(Dataset rows)
***
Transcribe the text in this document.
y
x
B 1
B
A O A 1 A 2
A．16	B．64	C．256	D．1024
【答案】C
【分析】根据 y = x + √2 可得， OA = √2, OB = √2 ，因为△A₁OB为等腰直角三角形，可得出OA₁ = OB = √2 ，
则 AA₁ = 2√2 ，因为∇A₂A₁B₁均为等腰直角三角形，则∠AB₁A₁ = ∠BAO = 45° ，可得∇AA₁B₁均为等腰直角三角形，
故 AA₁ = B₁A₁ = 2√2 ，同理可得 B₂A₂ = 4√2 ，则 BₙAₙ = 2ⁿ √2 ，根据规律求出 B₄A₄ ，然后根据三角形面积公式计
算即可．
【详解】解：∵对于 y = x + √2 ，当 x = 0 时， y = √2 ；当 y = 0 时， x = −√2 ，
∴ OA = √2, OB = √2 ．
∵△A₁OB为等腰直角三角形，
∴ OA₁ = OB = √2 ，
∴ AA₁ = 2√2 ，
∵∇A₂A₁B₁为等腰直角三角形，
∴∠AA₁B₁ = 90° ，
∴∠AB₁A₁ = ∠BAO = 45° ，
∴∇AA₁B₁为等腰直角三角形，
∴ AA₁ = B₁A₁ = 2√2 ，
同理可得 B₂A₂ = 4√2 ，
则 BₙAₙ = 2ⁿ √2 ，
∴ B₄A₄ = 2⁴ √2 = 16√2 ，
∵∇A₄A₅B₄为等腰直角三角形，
***
(Problem description):
Return all the data above once more, precisely as given.

(Exercise answer):
Transcribe the text in this document.
y
x
B 1
B
A O A 1 A 2
A．16	B．64	C．256	D．1024
【答案】C
【分析】根据 y = x + √2 可得， OA = √2, OB = √2 ，因为△A₁OB为等腰直角三角形，可得出OA₁ = OB = √2 ，
则 AA₁ = 2√2 ，因为∇A₂A₁B₁均为等腰直角三角形，则∠AB₁A₁ = ∠BAO = 45° ，可得∇AA₁B₁均为等腰直角三角形，
故 AA₁ = B₁A₁ = 2√2 ，同理可得 B₂A₂ = 4√2 ，则 BₙAₙ = 2ⁿ √2 ，根据规律求出 B₄A₄ ，然后根据三角形面积公式计
算即可．
【详解】解：∵对于 y = x + √2 ，当 x = 0 时， y = √2 ；当 y = 0 时， x = −√2 ，
∴ OA = √2, OB = √2 ．
∵△A₁OB为等腰直角三角形，
∴ OA₁ = OB = √2 ，
∴ AA₁ = 2√2 ，
∵∇A₂A₁B₁为等腰直角三角形，
∴∠AA₁B₁ = 90° ，
∴∠AB₁A₁ = ∠BAO = 45° ，
∴∇AA₁B₁为等腰直角三角形，
∴ AA₁ = B₁A₁ = 2√2 ，
同理可得 B₂A₂ = 4√2 ，
则 BₙAₙ = 2ⁿ √2 ，
∴ B₄A₄ = 2⁴ √2 = 16√2 ，
∵∇A₄A₅B₄为等腰直角三角形，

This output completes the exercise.